━━━ SUPPLIED INFORMATION ━━━
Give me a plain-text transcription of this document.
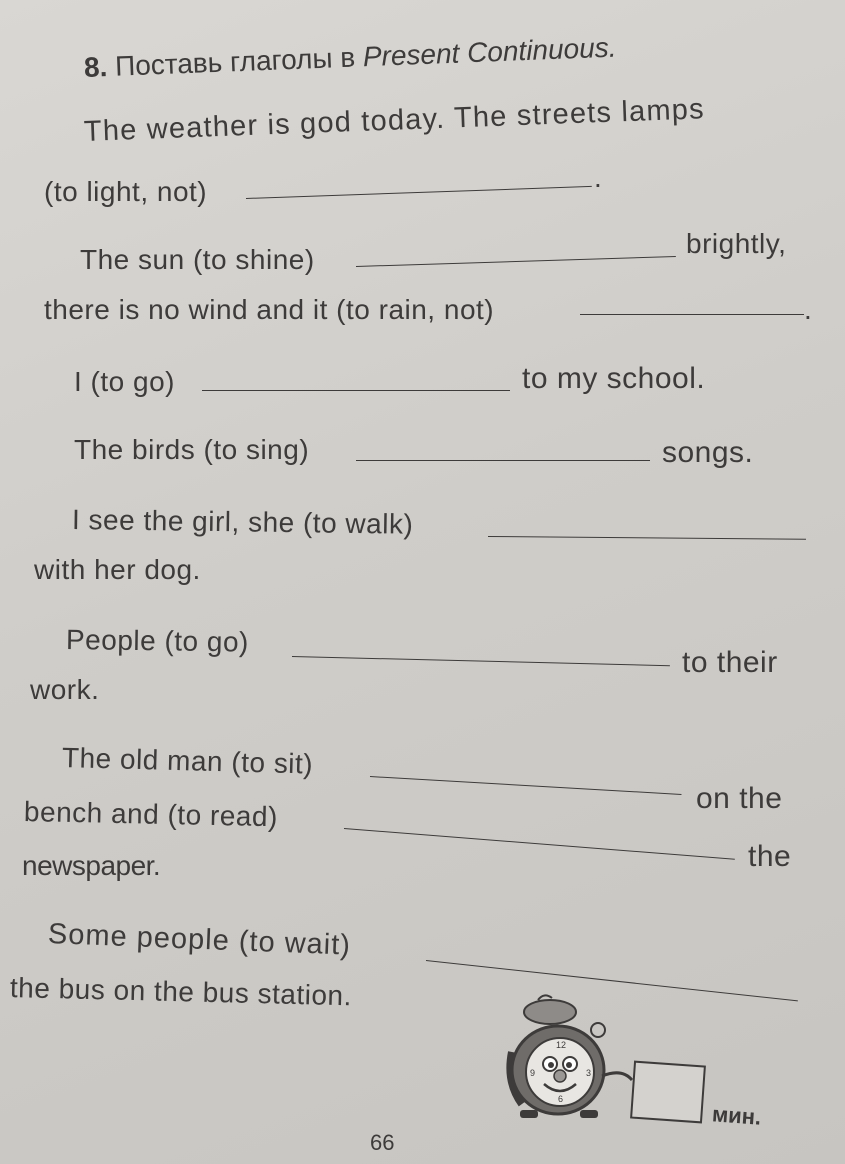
8. Поставь глаголы в Present Continuous.
The weather is god today. The streets lamps
(to light, not)	.
The sun (to shine)
brightly,
there is no wind and it (to rain, not)	.
I (to go)	to my school.
The birds (to sing)	songs.
I see the girl, she (to walk)
with her dog.
People (to go)
to their
work.
The old man (to sit)
on the
bench and (to read)
the
newspaper.
Some people (to wait)
the bus on the bus station.
12
3
6
9
мин.
66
━━━
INSTRUCTIONS TO FOLLOW: Reproduce the data verbatim. Do not carry any picture into the copy.

OUTPUT FOR THIS TASK:
Give me a plain-text transcription of this document.
8. Поставь глаголы в Present Continuous.
The weather is god today. The streets lamps
(to light, not)	.
The sun (to shine)
brightly,
there is no wind and it (to rain, not)	.
I (to go)	to my school.
The birds (to sing)	songs.
I see the girl, she (to walk)
with her dog.
People (to go)
to their
work.
The old man (to sit)
on the
bench and (to read)
the
newspaper.
Some people (to wait)
the bus on the bus station.
12
3
6
9
мин.
66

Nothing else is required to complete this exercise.